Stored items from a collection
━━━
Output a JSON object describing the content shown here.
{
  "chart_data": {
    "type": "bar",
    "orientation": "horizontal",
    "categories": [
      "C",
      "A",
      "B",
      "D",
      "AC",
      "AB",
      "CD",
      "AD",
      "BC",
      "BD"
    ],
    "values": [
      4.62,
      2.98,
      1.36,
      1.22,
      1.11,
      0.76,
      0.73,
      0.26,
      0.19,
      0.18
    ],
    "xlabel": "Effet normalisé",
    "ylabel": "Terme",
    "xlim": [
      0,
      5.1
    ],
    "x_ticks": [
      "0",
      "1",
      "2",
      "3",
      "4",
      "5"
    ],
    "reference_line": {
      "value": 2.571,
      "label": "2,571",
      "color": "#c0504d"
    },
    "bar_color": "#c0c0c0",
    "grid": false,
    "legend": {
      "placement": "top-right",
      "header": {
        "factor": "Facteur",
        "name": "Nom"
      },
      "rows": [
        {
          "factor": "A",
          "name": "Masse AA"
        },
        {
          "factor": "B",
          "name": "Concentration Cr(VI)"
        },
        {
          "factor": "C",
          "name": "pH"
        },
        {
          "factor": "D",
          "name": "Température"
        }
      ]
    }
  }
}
━━━
WHAT THE TASK REQUIRES =
Make a verbatim copy of every entry shown above.

SOLUTION TO THIS PROBLEM =
Output a JSON object describing the content shown here.
{
  "chart_data": {
    "type": "bar",
    "orientation": "horizontal",
    "categories": [
      "C",
      "A",
      "B",
      "D",
      "AC",
      "AB",
      "CD",
      "AD",
      "BC",
      "BD"
    ],
    "values": [
      4.62,
      2.98,
      1.36,
      1.22,
      1.11,
      0.76,
      0.73,
      0.26,
      0.19,
      0.18
    ],
    "xlabel": "Effet normalisé",
    "ylabel": "Terme",
    "xlim": [
      0,
      5.1
    ],
    "x_ticks": [
      "0",
      "1",
      "2",
      "3",
      "4",
      "5"
    ],
    "reference_line": {
      "value": 2.571,
      "label": "2,571",
      "color": "#c0504d"
    },
    "bar_color": "#c0c0c0",
    "grid": false,
    "legend": {
      "placement": "top-right",
      "header": {
        "factor": "Facteur",
        "name": "Nom"
      },
      "rows": [
        {
          "factor": "A",
          "name": "Masse AA"
        },
        {
          "factor": "B",
          "name": "Concentration Cr(VI)"
        },
        {
          "factor": "C",
          "name": "pH"
        },
        {
          "factor": "D",
          "name": "Température"
        }
      ]
    }
  }
}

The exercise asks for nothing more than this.